___ EXERCISE INPUT ___

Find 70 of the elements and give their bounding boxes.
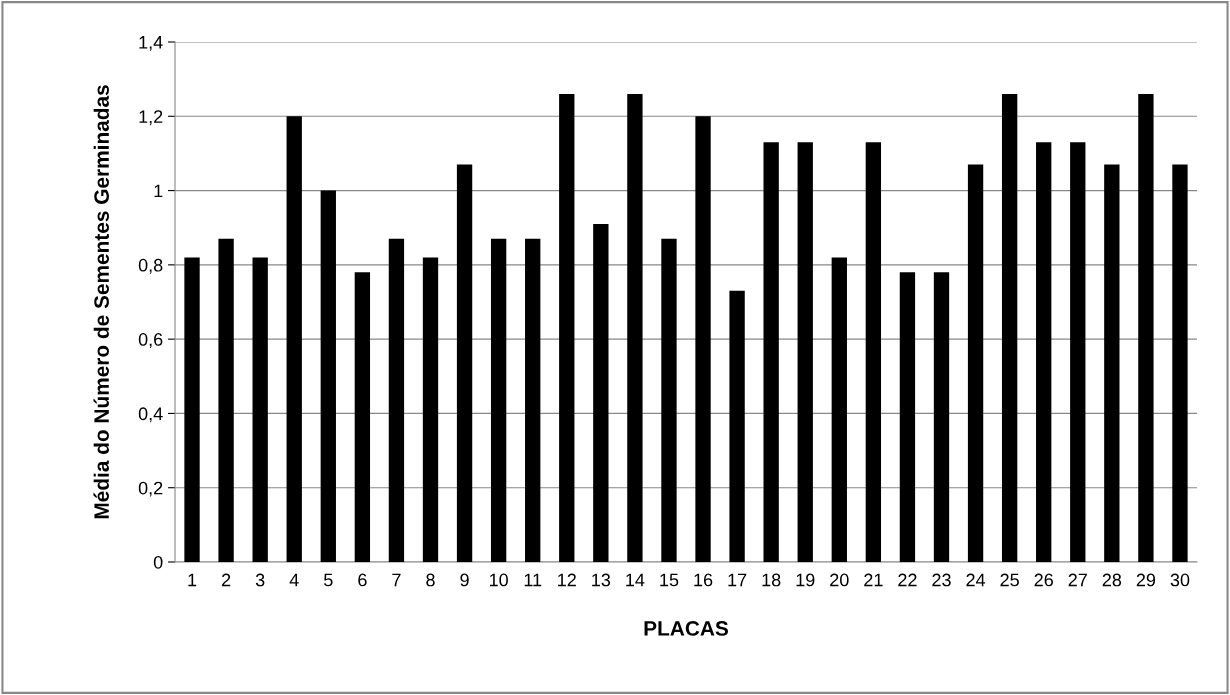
x-tick-label: 27 (1068, 573, 1087, 587)
x-tick-label: 20 (830, 573, 849, 587)
bar (1104, 164, 1120, 562)
bar (695, 116, 711, 562)
bar (1138, 94, 1154, 562)
bar (184, 257, 200, 562)
x-tick-label: 4 (289, 573, 299, 587)
bar (627, 94, 643, 562)
bar (661, 238, 677, 562)
x-tick-label: 22 (898, 573, 917, 587)
bar (252, 257, 268, 562)
x-tick-label: 28 (1102, 573, 1122, 587)
bar (456, 164, 473, 562)
x-tick-label: 17 (728, 573, 747, 587)
y-tick-label: 0,6 (138, 333, 163, 348)
x-tick-label: 6 (358, 573, 367, 587)
bar (865, 142, 882, 562)
bar (1172, 164, 1188, 562)
x-tick-label: 26 (1034, 573, 1053, 587)
y-axis-title: Média do Número de Sementes Germinadas (93, 85, 109, 519)
y-tick-label: 0 (153, 555, 163, 569)
bar (559, 94, 575, 562)
y-tick-label: 1,4 (139, 36, 163, 51)
x-tick-label: 30 (1170, 573, 1190, 587)
bar (490, 238, 507, 562)
bar (286, 116, 302, 562)
bar (422, 257, 439, 562)
bar (218, 238, 234, 562)
bar (797, 142, 813, 562)
x-axis-title: PLACAS (644, 621, 729, 636)
bar (729, 290, 745, 562)
bar (1036, 142, 1052, 562)
bar (933, 272, 950, 562)
bar (831, 257, 847, 562)
x-tick-label: 19 (796, 573, 815, 587)
y-tick-label: 0,8 (138, 258, 163, 274)
x-tick-label: 24 (966, 573, 986, 587)
x-tick-label: 11 (524, 573, 542, 587)
x-tick-label: 16 (694, 573, 713, 587)
x-tick-label: 29 (1136, 573, 1156, 587)
y-tick-label: 1 (154, 184, 163, 198)
bar (593, 224, 609, 562)
bar (1001, 94, 1018, 562)
y-tick-label: 0,4 (138, 407, 163, 423)
x-tick-label: 15 (660, 573, 679, 587)
bar (388, 238, 405, 562)
y-tick-label: 1,2 (139, 110, 163, 126)
bar (354, 272, 371, 562)
bar (1070, 142, 1086, 562)
x-tick-label: 5 (324, 573, 333, 587)
x-tick-label: 8 (426, 573, 435, 587)
y-tick-label: 0,2 (138, 481, 163, 497)
x-tick-label: 14 (626, 573, 645, 587)
x-tick-label: 10 (489, 573, 508, 587)
x-tick-label: 18 (762, 573, 781, 587)
bar (967, 164, 984, 562)
x-tick-label: 13 (592, 573, 611, 587)
bar (525, 238, 541, 562)
x-tick-label: 3 (255, 573, 265, 587)
bar (899, 272, 916, 562)
bar (763, 142, 779, 562)
x-tick-label: 1 (188, 573, 197, 587)
x-tick-label: 25 (1000, 573, 1019, 587)
x-tick-label: 2 (221, 573, 231, 587)
x-tick-label: 9 (460, 573, 469, 587)
x-tick-label: 12 (558, 573, 576, 587)
x-tick-label: 7 (392, 573, 401, 587)
x-tick-label: 23 (932, 573, 951, 587)
bar (320, 190, 336, 562)
x-tick-label: 21 (864, 573, 883, 587)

___

WHAT IS BEING ASKED :: Echo the data above line for line, with the pictures left out.

OUTPUT FOR THIS TASK ::
Find 70 of the elements and give their bounding boxes.
x-tick-label: 27 (1068, 573, 1087, 587)
x-tick-label: 20 (830, 573, 849, 587)
bar (1104, 164, 1120, 562)
bar (695, 116, 711, 562)
bar (1138, 94, 1154, 562)
bar (184, 257, 200, 562)
x-tick-label: 4 (289, 573, 299, 587)
bar (627, 94, 643, 562)
bar (661, 238, 677, 562)
x-tick-label: 22 (898, 573, 917, 587)
bar (252, 257, 268, 562)
x-tick-label: 28 (1102, 573, 1122, 587)
bar (456, 164, 473, 562)
x-tick-label: 17 (728, 573, 747, 587)
y-tick-label: 0,6 (138, 333, 163, 348)
x-tick-label: 6 (358, 573, 367, 587)
bar (865, 142, 882, 562)
bar (1172, 164, 1188, 562)
x-tick-label: 26 (1034, 573, 1053, 587)
y-axis-title: Média do Número de Sementes Germinadas (93, 85, 109, 519)
y-tick-label: 0 (153, 555, 163, 569)
bar (559, 94, 575, 562)
y-tick-label: 1,4 (139, 36, 163, 51)
x-tick-label: 30 (1170, 573, 1190, 587)
bar (490, 238, 507, 562)
bar (286, 116, 302, 562)
bar (422, 257, 439, 562)
bar (218, 238, 234, 562)
bar (797, 142, 813, 562)
x-axis-title: PLACAS (644, 621, 729, 636)
bar (729, 290, 745, 562)
bar (1036, 142, 1052, 562)
bar (933, 272, 950, 562)
bar (831, 257, 847, 562)
x-tick-label: 19 (796, 573, 815, 587)
y-tick-label: 0,8 (138, 258, 163, 274)
x-tick-label: 24 (966, 573, 986, 587)
x-tick-label: 11 (524, 573, 542, 587)
x-tick-label: 16 (694, 573, 713, 587)
x-tick-label: 29 (1136, 573, 1156, 587)
y-tick-label: 1 (154, 184, 163, 198)
bar (593, 224, 609, 562)
bar (1001, 94, 1018, 562)
y-tick-label: 0,4 (138, 407, 163, 423)
x-tick-label: 15 (660, 573, 679, 587)
bar (388, 238, 405, 562)
y-tick-label: 1,2 (139, 110, 163, 126)
bar (354, 272, 371, 562)
bar (1070, 142, 1086, 562)
x-tick-label: 5 (324, 573, 333, 587)
x-tick-label: 8 (426, 573, 435, 587)
y-tick-label: 0,2 (138, 481, 163, 497)
x-tick-label: 14 (626, 573, 645, 587)
x-tick-label: 10 (489, 573, 508, 587)
x-tick-label: 18 (762, 573, 781, 587)
bar (967, 164, 984, 562)
x-tick-label: 13 (592, 573, 611, 587)
bar (525, 238, 541, 562)
x-tick-label: 3 (255, 573, 265, 587)
bar (899, 272, 916, 562)
bar (763, 142, 779, 562)
x-tick-label: 1 (188, 573, 197, 587)
x-tick-label: 25 (1000, 573, 1019, 587)
x-tick-label: 2 (221, 573, 231, 587)
x-tick-label: 9 (460, 573, 469, 587)
x-tick-label: 12 (558, 573, 576, 587)
x-tick-label: 7 (392, 573, 401, 587)
x-tick-label: 23 (932, 573, 951, 587)
bar (320, 190, 336, 562)
x-tick-label: 21 (864, 573, 883, 587)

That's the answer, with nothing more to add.